- [WHAT TO WORK ON]: Look through the lines below and state how many hold the word "même". Write only the number.

— Begin WORKING DATA —

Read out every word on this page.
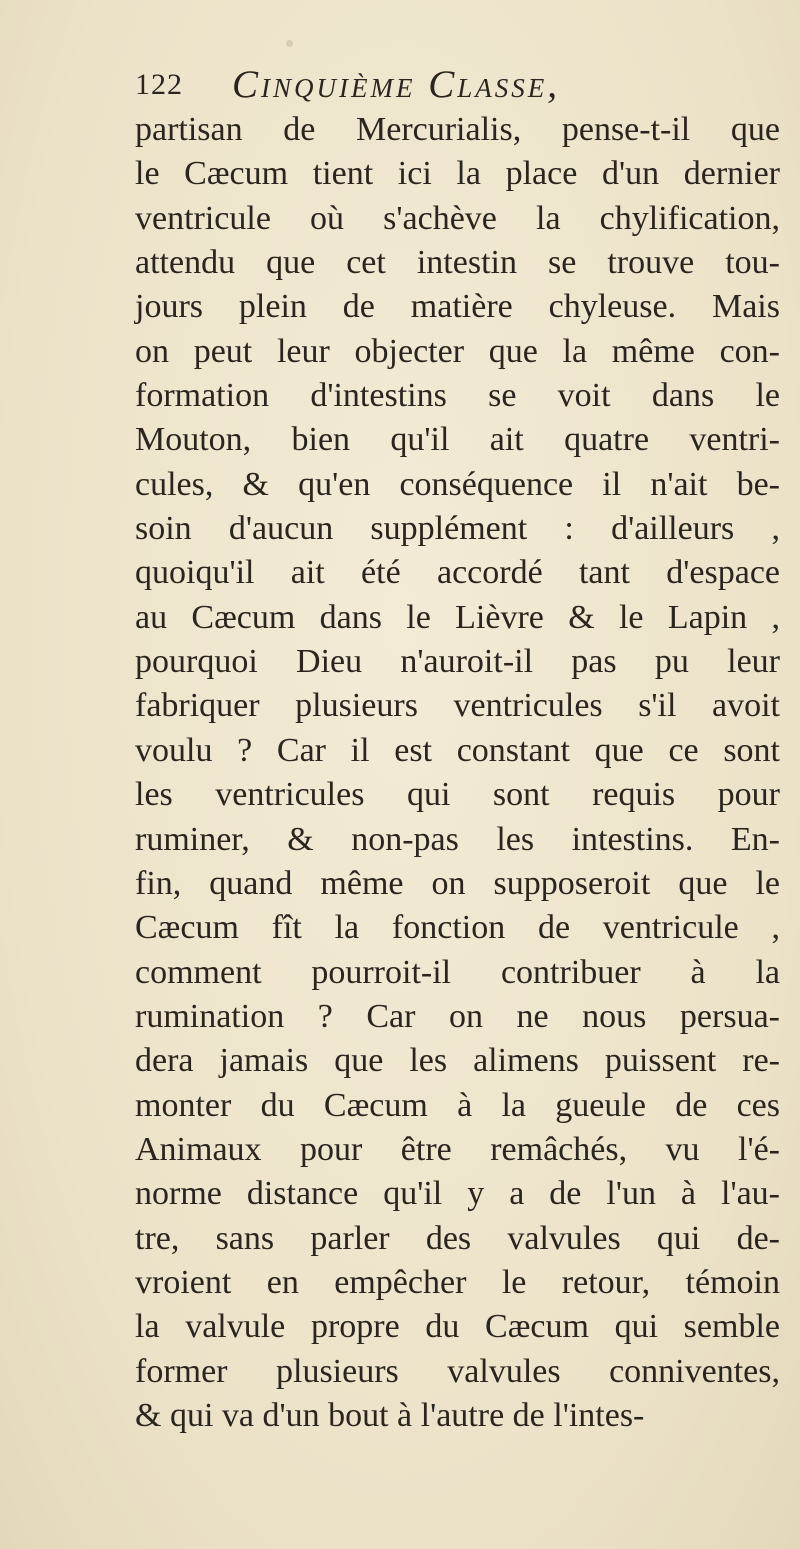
122 Cinquième Classe,
partisan de Mercurialis, pense-t-il que
le Cæcum tient ici la place d'un dernier
ventricule où s'achève la chylification,
attendu que cet intestin se trouve tou-
jours plein de matière chyleuse. Mais
on peut leur objecter que la même con-
formation d'intestins se voit dans le
Mouton, bien qu'il ait quatre ventri-
cules, & qu'en conséquence il n'ait be-
soin d'aucun supplément : d'ailleurs ,
quoiqu'il ait été accordé tant d'espace
au Cæcum dans le Lièvre & le Lapin ,
pourquoi Dieu n'auroit-il pas pu leur
fabriquer plusieurs ventricules s'il avoit
voulu ? Car il est constant que ce sont
les ventricules qui sont requis pour
ruminer, & non-pas les intestins. En-
fin, quand même on supposeroit que le
Cæcum fît la fonction de ventricule ,
comment pourroit-il contribuer à la
rumination ? Car on ne nous persua-
dera jamais que les alimens puissent re-
monter du Cæcum à la gueule de ces
Animaux pour être remâchés, vu l'é-
norme distance qu'il y a de l'un à l'au-
tre, sans parler des valvules qui de-
vroient en empêcher le retour, témoin
la valvule propre du Cæcum qui semble
former plusieurs valvules conniventes,
& qui va d'un bout à l'autre de l'intes-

— End WORKING DATA —

- [PROBLEM SOLUTION]: 2